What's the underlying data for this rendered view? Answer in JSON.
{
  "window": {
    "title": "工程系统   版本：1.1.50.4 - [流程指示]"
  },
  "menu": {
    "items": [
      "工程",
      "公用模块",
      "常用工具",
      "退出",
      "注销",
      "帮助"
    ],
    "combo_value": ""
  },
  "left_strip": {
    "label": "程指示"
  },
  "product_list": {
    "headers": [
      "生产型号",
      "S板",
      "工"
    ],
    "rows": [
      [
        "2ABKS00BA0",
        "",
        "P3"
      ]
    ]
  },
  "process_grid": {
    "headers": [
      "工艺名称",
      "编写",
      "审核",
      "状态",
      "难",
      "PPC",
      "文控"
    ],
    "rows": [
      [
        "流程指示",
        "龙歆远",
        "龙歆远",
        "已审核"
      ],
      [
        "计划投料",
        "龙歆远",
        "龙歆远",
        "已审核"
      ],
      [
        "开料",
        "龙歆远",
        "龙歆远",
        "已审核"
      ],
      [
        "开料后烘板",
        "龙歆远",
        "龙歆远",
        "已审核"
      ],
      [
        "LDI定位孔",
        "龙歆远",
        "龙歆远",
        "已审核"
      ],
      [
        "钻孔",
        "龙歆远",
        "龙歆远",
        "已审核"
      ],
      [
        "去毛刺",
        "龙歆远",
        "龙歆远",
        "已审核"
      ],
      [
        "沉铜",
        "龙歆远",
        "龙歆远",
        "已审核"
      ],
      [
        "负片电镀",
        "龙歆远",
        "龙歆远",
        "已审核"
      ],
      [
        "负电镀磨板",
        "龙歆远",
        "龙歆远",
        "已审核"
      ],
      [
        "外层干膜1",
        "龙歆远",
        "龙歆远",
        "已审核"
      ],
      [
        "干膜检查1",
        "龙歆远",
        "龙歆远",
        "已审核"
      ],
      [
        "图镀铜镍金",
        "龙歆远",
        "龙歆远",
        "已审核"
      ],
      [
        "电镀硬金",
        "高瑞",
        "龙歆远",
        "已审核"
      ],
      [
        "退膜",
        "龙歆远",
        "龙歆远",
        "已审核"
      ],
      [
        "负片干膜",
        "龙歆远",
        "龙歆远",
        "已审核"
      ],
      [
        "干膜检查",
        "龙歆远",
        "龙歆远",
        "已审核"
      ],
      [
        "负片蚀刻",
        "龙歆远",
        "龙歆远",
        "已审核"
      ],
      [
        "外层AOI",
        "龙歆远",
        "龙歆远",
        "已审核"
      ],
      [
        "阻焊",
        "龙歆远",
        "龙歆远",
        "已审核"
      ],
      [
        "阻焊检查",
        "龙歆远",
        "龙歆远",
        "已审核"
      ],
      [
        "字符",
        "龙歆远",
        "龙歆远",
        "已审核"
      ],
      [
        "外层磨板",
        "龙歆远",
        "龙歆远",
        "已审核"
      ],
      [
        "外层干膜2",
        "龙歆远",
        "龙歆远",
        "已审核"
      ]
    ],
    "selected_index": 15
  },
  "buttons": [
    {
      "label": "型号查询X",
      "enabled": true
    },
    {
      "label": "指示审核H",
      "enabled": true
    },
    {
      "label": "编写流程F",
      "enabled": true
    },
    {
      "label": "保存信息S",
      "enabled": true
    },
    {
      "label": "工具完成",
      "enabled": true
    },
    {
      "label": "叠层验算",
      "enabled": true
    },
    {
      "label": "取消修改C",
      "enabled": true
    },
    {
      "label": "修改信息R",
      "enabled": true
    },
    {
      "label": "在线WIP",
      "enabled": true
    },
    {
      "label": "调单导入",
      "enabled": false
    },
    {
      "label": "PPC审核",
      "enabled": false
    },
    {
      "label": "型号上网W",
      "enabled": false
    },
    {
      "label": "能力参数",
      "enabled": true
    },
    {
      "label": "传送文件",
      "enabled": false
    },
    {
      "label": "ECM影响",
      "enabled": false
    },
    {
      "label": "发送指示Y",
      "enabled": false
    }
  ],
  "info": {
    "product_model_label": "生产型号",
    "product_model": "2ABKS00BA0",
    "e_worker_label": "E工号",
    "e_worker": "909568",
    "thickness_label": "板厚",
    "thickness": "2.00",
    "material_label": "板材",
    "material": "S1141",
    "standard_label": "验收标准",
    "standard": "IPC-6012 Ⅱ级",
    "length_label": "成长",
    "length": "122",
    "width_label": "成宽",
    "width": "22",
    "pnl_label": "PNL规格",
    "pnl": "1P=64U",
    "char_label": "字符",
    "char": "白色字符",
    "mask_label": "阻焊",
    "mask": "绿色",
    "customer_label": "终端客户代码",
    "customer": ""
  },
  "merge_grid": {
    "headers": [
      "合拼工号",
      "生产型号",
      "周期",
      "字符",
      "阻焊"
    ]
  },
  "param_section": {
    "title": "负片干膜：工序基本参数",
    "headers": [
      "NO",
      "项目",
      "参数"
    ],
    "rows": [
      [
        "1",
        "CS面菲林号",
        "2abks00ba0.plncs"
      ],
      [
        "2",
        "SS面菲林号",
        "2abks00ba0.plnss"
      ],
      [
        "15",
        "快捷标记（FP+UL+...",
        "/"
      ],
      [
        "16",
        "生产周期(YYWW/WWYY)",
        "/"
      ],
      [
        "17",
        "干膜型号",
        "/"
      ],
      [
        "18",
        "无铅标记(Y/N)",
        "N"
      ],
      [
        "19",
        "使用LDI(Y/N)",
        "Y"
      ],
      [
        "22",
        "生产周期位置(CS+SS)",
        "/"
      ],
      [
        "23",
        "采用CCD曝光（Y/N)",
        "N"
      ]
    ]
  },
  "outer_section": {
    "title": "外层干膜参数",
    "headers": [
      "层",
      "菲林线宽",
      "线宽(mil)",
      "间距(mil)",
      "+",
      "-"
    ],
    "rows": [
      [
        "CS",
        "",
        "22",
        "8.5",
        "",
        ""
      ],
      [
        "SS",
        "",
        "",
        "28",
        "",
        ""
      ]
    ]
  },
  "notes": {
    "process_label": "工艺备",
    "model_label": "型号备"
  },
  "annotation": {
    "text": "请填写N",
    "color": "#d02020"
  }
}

- [WHAT TO PRODUCE]: Retype all of the material above with every character intact.

- [WRITTEN SOLUTION]:
What's the underlying data for this rendered view? Answer in JSON.
{
  "window": {
    "title": "工程系统   版本：1.1.50.4 - [流程指示]"
  },
  "menu": {
    "items": [
      "工程",
      "公用模块",
      "常用工具",
      "退出",
      "注销",
      "帮助"
    ],
    "combo_value": ""
  },
  "left_strip": {
    "label": "程指示"
  },
  "product_list": {
    "headers": [
      "生产型号",
      "S板",
      "工"
    ],
    "rows": [
      [
        "2ABKS00BA0",
        "",
        "P3"
      ]
    ]
  },
  "process_grid": {
    "headers": [
      "工艺名称",
      "编写",
      "审核",
      "状态",
      "难",
      "PPC",
      "文控"
    ],
    "rows": [
      [
        "流程指示",
        "龙歆远",
        "龙歆远",
        "已审核"
      ],
      [
        "计划投料",
        "龙歆远",
        "龙歆远",
        "已审核"
      ],
      [
        "开料",
        "龙歆远",
        "龙歆远",
        "已审核"
      ],
      [
        "开料后烘板",
        "龙歆远",
        "龙歆远",
        "已审核"
      ],
      [
        "LDI定位孔",
        "龙歆远",
        "龙歆远",
        "已审核"
      ],
      [
        "钻孔",
        "龙歆远",
        "龙歆远",
        "已审核"
      ],
      [
        "去毛刺",
        "龙歆远",
        "龙歆远",
        "已审核"
      ],
      [
        "沉铜",
        "龙歆远",
        "龙歆远",
        "已审核"
      ],
      [
        "负片电镀",
        "龙歆远",
        "龙歆远",
        "已审核"
      ],
      [
        "负电镀磨板",
        "龙歆远",
        "龙歆远",
        "已审核"
      ],
      [
        "外层干膜1",
        "龙歆远",
        "龙歆远",
        "已审核"
      ],
      [
        "干膜检查1",
        "龙歆远",
        "龙歆远",
        "已审核"
      ],
      [
        "图镀铜镍金",
        "龙歆远",
        "龙歆远",
        "已审核"
      ],
      [
        "电镀硬金",
        "高瑞",
        "龙歆远",
        "已审核"
      ],
      [
        "退膜",
        "龙歆远",
        "龙歆远",
        "已审核"
      ],
      [
        "负片干膜",
        "龙歆远",
        "龙歆远",
        "已审核"
      ],
      [
        "干膜检查",
        "龙歆远",
        "龙歆远",
        "已审核"
      ],
      [
        "负片蚀刻",
        "龙歆远",
        "龙歆远",
        "已审核"
      ],
      [
        "外层AOI",
        "龙歆远",
        "龙歆远",
        "已审核"
      ],
      [
        "阻焊",
        "龙歆远",
        "龙歆远",
        "已审核"
      ],
      [
        "阻焊检查",
        "龙歆远",
        "龙歆远",
        "已审核"
      ],
      [
        "字符",
        "龙歆远",
        "龙歆远",
        "已审核"
      ],
      [
        "外层磨板",
        "龙歆远",
        "龙歆远",
        "已审核"
      ],
      [
        "外层干膜2",
        "龙歆远",
        "龙歆远",
        "已审核"
      ]
    ],
    "selected_index": 15
  },
  "buttons": [
    {
      "label": "型号查询X",
      "enabled": true
    },
    {
      "label": "指示审核H",
      "enabled": true
    },
    {
      "label": "编写流程F",
      "enabled": true
    },
    {
      "label": "保存信息S",
      "enabled": true
    },
    {
      "label": "工具完成",
      "enabled": true
    },
    {
      "label": "叠层验算",
      "enabled": true
    },
    {
      "label": "取消修改C",
      "enabled": true
    },
    {
      "label": "修改信息R",
      "enabled": true
    },
    {
      "label": "在线WIP",
      "enabled": true
    },
    {
      "label": "调单导入",
      "enabled": false
    },
    {
      "label": "PPC审核",
      "enabled": false
    },
    {
      "label": "型号上网W",
      "enabled": false
    },
    {
      "label": "能力参数",
      "enabled": true
    },
    {
      "label": "传送文件",
      "enabled": false
    },
    {
      "label": "ECM影响",
      "enabled": false
    },
    {
      "label": "发送指示Y",
      "enabled": false
    }
  ],
  "info": {
    "product_model_label": "生产型号",
    "product_model": "2ABKS00BA0",
    "e_worker_label": "E工号",
    "e_worker": "909568",
    "thickness_label": "板厚",
    "thickness": "2.00",
    "material_label": "板材",
    "material": "S1141",
    "standard_label": "验收标准",
    "standard": "IPC-6012 Ⅱ级",
    "length_label": "成长",
    "length": "122",
    "width_label": "成宽",
    "width": "22",
    "pnl_label": "PNL规格",
    "pnl": "1P=64U",
    "char_label": "字符",
    "char": "白色字符",
    "mask_label": "阻焊",
    "mask": "绿色",
    "customer_label": "终端客户代码",
    "customer": ""
  },
  "merge_grid": {
    "headers": [
      "合拼工号",
      "生产型号",
      "周期",
      "字符",
      "阻焊"
    ]
  },
  "param_section": {
    "title": "负片干膜：工序基本参数",
    "headers": [
      "NO",
      "项目",
      "参数"
    ],
    "rows": [
      [
        "1",
        "CS面菲林号",
        "2abks00ba0.plncs"
      ],
      [
        "2",
        "SS面菲林号",
        "2abks00ba0.plnss"
      ],
      [
        "15",
        "快捷标记（FP+UL+...",
        "/"
      ],
      [
        "16",
        "生产周期(YYWW/WWYY)",
        "/"
      ],
      [
        "17",
        "干膜型号",
        "/"
      ],
      [
        "18",
        "无铅标记(Y/N)",
        "N"
      ],
      [
        "19",
        "使用LDI(Y/N)",
        "Y"
      ],
      [
        "22",
        "生产周期位置(CS+SS)",
        "/"
      ],
      [
        "23",
        "采用CCD曝光（Y/N)",
        "N"
      ]
    ]
  },
  "outer_section": {
    "title": "外层干膜参数",
    "headers": [
      "层",
      "菲林线宽",
      "线宽(mil)",
      "间距(mil)",
      "+",
      "-"
    ],
    "rows": [
      [
        "CS",
        "",
        "22",
        "8.5",
        "",
        ""
      ],
      [
        "SS",
        "",
        "",
        "28",
        "",
        ""
      ]
    ]
  },
  "notes": {
    "process_label": "工艺备",
    "model_label": "型号备"
  },
  "annotation": {
    "text": "请填写N",
    "color": "#d02020"
  }
}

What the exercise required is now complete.